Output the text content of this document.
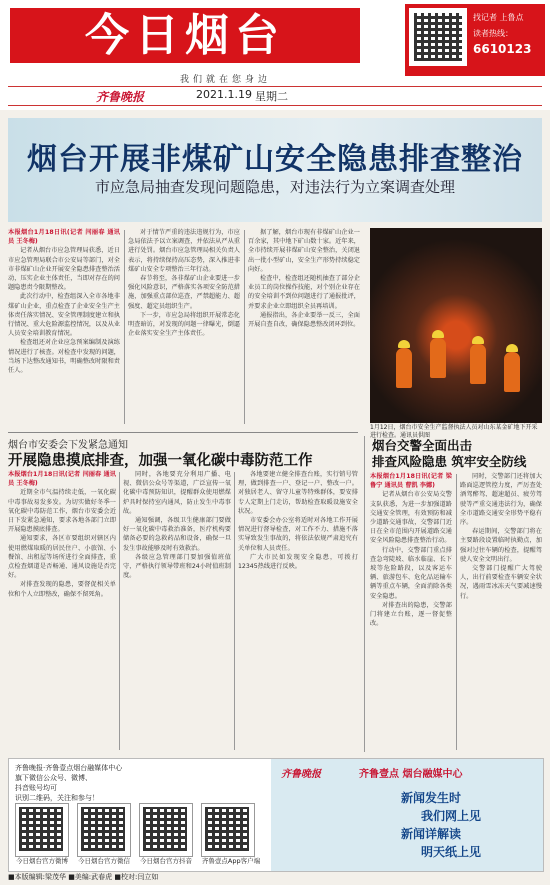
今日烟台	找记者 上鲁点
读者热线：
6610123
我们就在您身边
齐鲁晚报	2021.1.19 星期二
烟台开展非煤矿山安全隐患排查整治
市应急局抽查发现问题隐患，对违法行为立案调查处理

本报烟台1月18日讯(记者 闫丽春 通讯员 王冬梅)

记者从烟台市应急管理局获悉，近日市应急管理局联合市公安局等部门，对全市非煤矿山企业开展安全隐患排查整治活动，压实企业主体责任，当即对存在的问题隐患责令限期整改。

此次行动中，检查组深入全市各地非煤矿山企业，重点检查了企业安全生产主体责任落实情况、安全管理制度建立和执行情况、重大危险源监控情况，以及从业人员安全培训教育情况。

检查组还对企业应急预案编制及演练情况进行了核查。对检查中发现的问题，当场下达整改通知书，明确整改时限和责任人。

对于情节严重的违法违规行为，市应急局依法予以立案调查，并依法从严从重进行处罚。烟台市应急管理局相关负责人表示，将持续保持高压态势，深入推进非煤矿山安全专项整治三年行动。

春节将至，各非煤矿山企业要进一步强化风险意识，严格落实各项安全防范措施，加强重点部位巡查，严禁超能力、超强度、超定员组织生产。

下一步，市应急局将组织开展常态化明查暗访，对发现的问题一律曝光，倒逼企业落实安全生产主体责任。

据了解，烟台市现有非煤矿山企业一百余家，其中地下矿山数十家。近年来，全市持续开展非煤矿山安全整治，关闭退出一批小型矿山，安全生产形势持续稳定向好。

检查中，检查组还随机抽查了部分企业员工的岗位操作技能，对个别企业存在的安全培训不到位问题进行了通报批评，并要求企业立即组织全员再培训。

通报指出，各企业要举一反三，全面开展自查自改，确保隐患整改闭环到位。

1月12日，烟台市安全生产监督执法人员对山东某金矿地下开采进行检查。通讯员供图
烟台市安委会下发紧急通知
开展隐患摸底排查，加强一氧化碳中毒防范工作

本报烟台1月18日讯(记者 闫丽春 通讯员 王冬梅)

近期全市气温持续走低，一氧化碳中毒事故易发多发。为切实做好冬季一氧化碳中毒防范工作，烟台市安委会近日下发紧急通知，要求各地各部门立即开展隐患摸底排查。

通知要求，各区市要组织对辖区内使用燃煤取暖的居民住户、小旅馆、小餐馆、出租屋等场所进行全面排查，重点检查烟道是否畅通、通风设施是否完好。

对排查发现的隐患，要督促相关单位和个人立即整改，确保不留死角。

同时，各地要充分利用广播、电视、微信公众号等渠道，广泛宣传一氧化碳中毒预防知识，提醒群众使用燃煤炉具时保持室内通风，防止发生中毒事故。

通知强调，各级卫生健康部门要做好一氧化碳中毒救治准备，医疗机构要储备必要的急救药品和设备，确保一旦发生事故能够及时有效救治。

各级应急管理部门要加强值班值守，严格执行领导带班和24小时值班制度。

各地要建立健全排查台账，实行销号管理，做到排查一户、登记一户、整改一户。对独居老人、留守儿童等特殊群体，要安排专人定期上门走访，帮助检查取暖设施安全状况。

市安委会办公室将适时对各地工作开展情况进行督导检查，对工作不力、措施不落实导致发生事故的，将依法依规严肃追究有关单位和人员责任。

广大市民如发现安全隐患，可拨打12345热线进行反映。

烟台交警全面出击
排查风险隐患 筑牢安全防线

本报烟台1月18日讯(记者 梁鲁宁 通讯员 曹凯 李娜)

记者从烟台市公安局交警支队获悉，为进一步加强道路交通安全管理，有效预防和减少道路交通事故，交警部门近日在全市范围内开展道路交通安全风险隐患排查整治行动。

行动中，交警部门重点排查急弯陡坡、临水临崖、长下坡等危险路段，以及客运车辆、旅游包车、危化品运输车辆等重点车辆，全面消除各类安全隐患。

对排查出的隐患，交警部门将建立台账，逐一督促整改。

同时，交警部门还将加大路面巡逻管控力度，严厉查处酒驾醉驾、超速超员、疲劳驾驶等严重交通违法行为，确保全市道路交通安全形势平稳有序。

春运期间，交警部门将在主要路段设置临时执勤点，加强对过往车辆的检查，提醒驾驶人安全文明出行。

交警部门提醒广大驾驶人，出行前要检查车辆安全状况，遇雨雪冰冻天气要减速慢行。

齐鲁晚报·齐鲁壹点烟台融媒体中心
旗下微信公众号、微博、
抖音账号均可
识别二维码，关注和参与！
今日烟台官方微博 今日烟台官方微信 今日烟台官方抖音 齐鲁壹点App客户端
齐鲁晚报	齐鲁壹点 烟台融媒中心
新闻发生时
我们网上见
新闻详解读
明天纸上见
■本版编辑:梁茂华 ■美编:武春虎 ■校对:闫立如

## Challenge
Repeat the records above exactly, omitting every picture.

## Solution below
Output the text content of this document.
今日烟台	找记者 上鲁点
读者热线：
6610123
我们就在您身边
齐鲁晚报	2021.1.19 星期二
烟台开展非煤矿山安全隐患排查整治
市应急局抽查发现问题隐患，对违法行为立案调查处理

本报烟台1月18日讯(记者 闫丽春 通讯员 王冬梅)

记者从烟台市应急管理局获悉，近日市应急管理局联合市公安局等部门，对全市非煤矿山企业开展安全隐患排查整治活动，压实企业主体责任，当即对存在的问题隐患责令限期整改。

此次行动中，检查组深入全市各地非煤矿山企业，重点检查了企业安全生产主体责任落实情况、安全管理制度建立和执行情况、重大危险源监控情况，以及从业人员安全培训教育情况。

检查组还对企业应急预案编制及演练情况进行了核查。对检查中发现的问题，当场下达整改通知书，明确整改时限和责任人。

对于情节严重的违法违规行为，市应急局依法予以立案调查，并依法从严从重进行处罚。烟台市应急管理局相关负责人表示，将持续保持高压态势，深入推进非煤矿山安全专项整治三年行动。

春节将至，各非煤矿山企业要进一步强化风险意识，严格落实各项安全防范措施，加强重点部位巡查，严禁超能力、超强度、超定员组织生产。

下一步，市应急局将组织开展常态化明查暗访，对发现的问题一律曝光，倒逼企业落实安全生产主体责任。

据了解，烟台市现有非煤矿山企业一百余家，其中地下矿山数十家。近年来，全市持续开展非煤矿山安全整治，关闭退出一批小型矿山，安全生产形势持续稳定向好。

检查中，检查组还随机抽查了部分企业员工的岗位操作技能，对个别企业存在的安全培训不到位问题进行了通报批评，并要求企业立即组织全员再培训。

通报指出，各企业要举一反三，全面开展自查自改，确保隐患整改闭环到位。

1月12日，烟台市安全生产监督执法人员对山东某金矿地下开采进行检查。通讯员供图
烟台市安委会下发紧急通知
开展隐患摸底排查，加强一氧化碳中毒防范工作

本报烟台1月18日讯(记者 闫丽春 通讯员 王冬梅)

近期全市气温持续走低，一氧化碳中毒事故易发多发。为切实做好冬季一氧化碳中毒防范工作，烟台市安委会近日下发紧急通知，要求各地各部门立即开展隐患摸底排查。

通知要求，各区市要组织对辖区内使用燃煤取暖的居民住户、小旅馆、小餐馆、出租屋等场所进行全面排查，重点检查烟道是否畅通、通风设施是否完好。

对排查发现的隐患，要督促相关单位和个人立即整改，确保不留死角。

同时，各地要充分利用广播、电视、微信公众号等渠道，广泛宣传一氧化碳中毒预防知识，提醒群众使用燃煤炉具时保持室内通风，防止发生中毒事故。

通知强调，各级卫生健康部门要做好一氧化碳中毒救治准备，医疗机构要储备必要的急救药品和设备，确保一旦发生事故能够及时有效救治。

各级应急管理部门要加强值班值守，严格执行领导带班和24小时值班制度。

各地要建立健全排查台账，实行销号管理，做到排查一户、登记一户、整改一户。对独居老人、留守儿童等特殊群体，要安排专人定期上门走访，帮助检查取暖设施安全状况。

市安委会办公室将适时对各地工作开展情况进行督导检查，对工作不力、措施不落实导致发生事故的，将依法依规严肃追究有关单位和人员责任。

广大市民如发现安全隐患，可拨打12345热线进行反映。

烟台交警全面出击
排查风险隐患 筑牢安全防线

本报烟台1月18日讯(记者 梁鲁宁 通讯员 曹凯 李娜)

记者从烟台市公安局交警支队获悉，为进一步加强道路交通安全管理，有效预防和减少道路交通事故，交警部门近日在全市范围内开展道路交通安全风险隐患排查整治行动。

行动中，交警部门重点排查急弯陡坡、临水临崖、长下坡等危险路段，以及客运车辆、旅游包车、危化品运输车辆等重点车辆，全面消除各类安全隐患。

对排查出的隐患，交警部门将建立台账，逐一督促整改。

同时，交警部门还将加大路面巡逻管控力度，严厉查处酒驾醉驾、超速超员、疲劳驾驶等严重交通违法行为，确保全市道路交通安全形势平稳有序。

春运期间，交警部门将在主要路段设置临时执勤点，加强对过往车辆的检查，提醒驾驶人安全文明出行。

交警部门提醒广大驾驶人，出行前要检查车辆安全状况，遇雨雪冰冻天气要减速慢行。

齐鲁晚报·齐鲁壹点烟台融媒体中心
旗下微信公众号、微博、
抖音账号均可
识别二维码，关注和参与！
今日烟台官方微博 今日烟台官方微信 今日烟台官方抖音 齐鲁壹点App客户端
齐鲁晚报	齐鲁壹点 烟台融媒中心
新闻发生时
我们网上见
新闻详解读
明天纸上见
■本版编辑:梁茂华 ■美编:武春虎 ■校对:闫立如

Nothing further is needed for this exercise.